## EXERCISE
Duplicate every line of the records below, keeping each one identical to the original.

## DATA FOR THIS TASK

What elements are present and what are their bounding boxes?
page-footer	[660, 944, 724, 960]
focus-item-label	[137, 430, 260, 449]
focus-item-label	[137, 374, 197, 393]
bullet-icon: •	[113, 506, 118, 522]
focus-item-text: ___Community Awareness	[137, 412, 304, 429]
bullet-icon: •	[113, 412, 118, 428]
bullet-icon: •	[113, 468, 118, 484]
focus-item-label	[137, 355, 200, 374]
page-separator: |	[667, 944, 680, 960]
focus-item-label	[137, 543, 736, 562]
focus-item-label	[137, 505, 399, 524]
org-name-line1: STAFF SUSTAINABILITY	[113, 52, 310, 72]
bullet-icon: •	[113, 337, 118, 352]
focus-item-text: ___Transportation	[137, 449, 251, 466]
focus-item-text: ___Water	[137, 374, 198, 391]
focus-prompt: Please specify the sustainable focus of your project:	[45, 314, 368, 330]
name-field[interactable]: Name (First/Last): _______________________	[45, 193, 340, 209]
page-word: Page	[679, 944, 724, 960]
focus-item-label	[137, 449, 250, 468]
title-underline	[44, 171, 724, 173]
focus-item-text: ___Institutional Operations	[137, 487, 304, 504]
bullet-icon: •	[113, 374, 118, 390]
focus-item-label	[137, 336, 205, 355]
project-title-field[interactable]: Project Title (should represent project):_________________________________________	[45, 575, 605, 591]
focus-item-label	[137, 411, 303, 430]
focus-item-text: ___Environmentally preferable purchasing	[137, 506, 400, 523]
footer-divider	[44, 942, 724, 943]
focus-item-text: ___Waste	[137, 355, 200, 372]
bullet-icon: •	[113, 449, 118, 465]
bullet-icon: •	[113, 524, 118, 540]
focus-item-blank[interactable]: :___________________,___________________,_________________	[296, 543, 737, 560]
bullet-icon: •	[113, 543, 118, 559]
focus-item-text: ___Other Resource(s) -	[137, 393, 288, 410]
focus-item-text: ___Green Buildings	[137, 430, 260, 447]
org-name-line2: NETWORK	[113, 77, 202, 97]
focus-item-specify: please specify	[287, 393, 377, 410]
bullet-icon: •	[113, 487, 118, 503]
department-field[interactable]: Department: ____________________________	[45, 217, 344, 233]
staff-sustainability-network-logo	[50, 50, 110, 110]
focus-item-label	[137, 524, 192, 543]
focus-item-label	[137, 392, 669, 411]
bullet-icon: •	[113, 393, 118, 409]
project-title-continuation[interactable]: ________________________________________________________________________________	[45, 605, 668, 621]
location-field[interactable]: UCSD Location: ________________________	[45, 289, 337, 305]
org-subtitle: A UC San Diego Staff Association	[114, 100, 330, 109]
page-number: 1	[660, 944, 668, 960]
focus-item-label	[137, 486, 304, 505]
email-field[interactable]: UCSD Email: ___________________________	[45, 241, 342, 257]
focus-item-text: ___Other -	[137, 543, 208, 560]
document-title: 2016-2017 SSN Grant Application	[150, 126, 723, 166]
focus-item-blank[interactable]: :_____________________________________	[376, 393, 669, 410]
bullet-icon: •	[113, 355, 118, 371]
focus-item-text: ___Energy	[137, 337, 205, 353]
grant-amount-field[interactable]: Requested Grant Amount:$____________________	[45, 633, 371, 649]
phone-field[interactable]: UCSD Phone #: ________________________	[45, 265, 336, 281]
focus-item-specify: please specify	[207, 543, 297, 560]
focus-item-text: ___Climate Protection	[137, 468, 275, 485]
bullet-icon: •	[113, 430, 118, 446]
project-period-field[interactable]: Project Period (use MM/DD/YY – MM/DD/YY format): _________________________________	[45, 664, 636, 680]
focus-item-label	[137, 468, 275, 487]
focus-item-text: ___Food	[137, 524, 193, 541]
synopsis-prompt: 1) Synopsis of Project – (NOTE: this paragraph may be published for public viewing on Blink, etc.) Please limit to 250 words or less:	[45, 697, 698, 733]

## THE SOLUTION
What elements are present and what are their bounding boxes?
page-footer	[660, 944, 724, 960]
focus-item-label	[137, 430, 260, 449]
focus-item-label	[137, 374, 197, 393]
bullet-icon: •	[113, 506, 118, 522]
focus-item-text: ___Community Awareness	[137, 412, 304, 429]
bullet-icon: •	[113, 412, 118, 428]
bullet-icon: •	[113, 468, 118, 484]
focus-item-label	[137, 355, 200, 374]
page-separator: |	[667, 944, 680, 960]
focus-item-label	[137, 543, 736, 562]
focus-item-label	[137, 505, 399, 524]
org-name-line1: STAFF SUSTAINABILITY	[113, 52, 310, 72]
bullet-icon: •	[113, 337, 118, 352]
focus-item-text: ___Transportation	[137, 449, 251, 466]
focus-item-text: ___Water	[137, 374, 198, 391]
focus-prompt: Please specify the sustainable focus of your project:	[45, 314, 368, 330]
name-field[interactable]: Name (First/Last): _______________________	[45, 193, 340, 209]
page-word: Page	[679, 944, 724, 960]
focus-item-label	[137, 449, 250, 468]
title-underline	[44, 171, 724, 173]
focus-item-text: ___Institutional Operations	[137, 487, 304, 504]
bullet-icon: •	[113, 374, 118, 390]
focus-item-label	[137, 336, 205, 355]
project-title-field[interactable]: Project Title (should represent project):_________________________________________	[45, 575, 605, 591]
focus-item-label	[137, 411, 303, 430]
focus-item-text: ___Environmentally preferable purchasing	[137, 506, 400, 523]
footer-divider	[44, 942, 724, 943]
focus-item-text: ___Waste	[137, 355, 200, 372]
bullet-icon: •	[113, 449, 118, 465]
bullet-icon: •	[113, 524, 118, 540]
focus-item-blank[interactable]: :___________________,___________________,_________________	[296, 543, 737, 560]
bullet-icon: •	[113, 543, 118, 559]
focus-item-text: ___Other Resource(s) -	[137, 393, 288, 410]
focus-item-text: ___Green Buildings	[137, 430, 260, 447]
org-name-line2: NETWORK	[113, 77, 202, 97]
focus-item-specify: please specify	[287, 393, 377, 410]
bullet-icon: •	[113, 487, 118, 503]
department-field[interactable]: Department: ____________________________	[45, 217, 344, 233]
staff-sustainability-network-logo	[50, 50, 110, 110]
focus-item-label	[137, 524, 192, 543]
focus-item-label	[137, 392, 669, 411]
bullet-icon: •	[113, 393, 118, 409]
project-title-continuation[interactable]: ________________________________________________________________________________	[45, 605, 668, 621]
location-field[interactable]: UCSD Location: ________________________	[45, 289, 337, 305]
org-subtitle: A UC San Diego Staff Association	[114, 100, 330, 109]
page-number: 1	[660, 944, 668, 960]
focus-item-label	[137, 486, 304, 505]
email-field[interactable]: UCSD Email: ___________________________	[45, 241, 342, 257]
focus-item-text: ___Other -	[137, 543, 208, 560]
document-title: 2016-2017 SSN Grant Application	[150, 126, 723, 166]
focus-item-blank[interactable]: :_____________________________________	[376, 393, 669, 410]
bullet-icon: •	[113, 355, 118, 371]
focus-item-text: ___Energy	[137, 337, 205, 353]
grant-amount-field[interactable]: Requested Grant Amount:$____________________	[45, 633, 371, 649]
phone-field[interactable]: UCSD Phone #: ________________________	[45, 265, 336, 281]
focus-item-specify: please specify	[207, 543, 297, 560]
focus-item-text: ___Climate Protection	[137, 468, 275, 485]
bullet-icon: •	[113, 430, 118, 446]
project-period-field[interactable]: Project Period (use MM/DD/YY – MM/DD/YY format): _________________________________	[45, 664, 636, 680]
focus-item-label	[137, 468, 275, 487]
focus-item-text: ___Food	[137, 524, 193, 541]
synopsis-prompt: 1) Synopsis of Project – (NOTE: this paragraph may be published for public viewing on Blink, etc.) Please limit to 250 words or less:	[45, 697, 698, 733]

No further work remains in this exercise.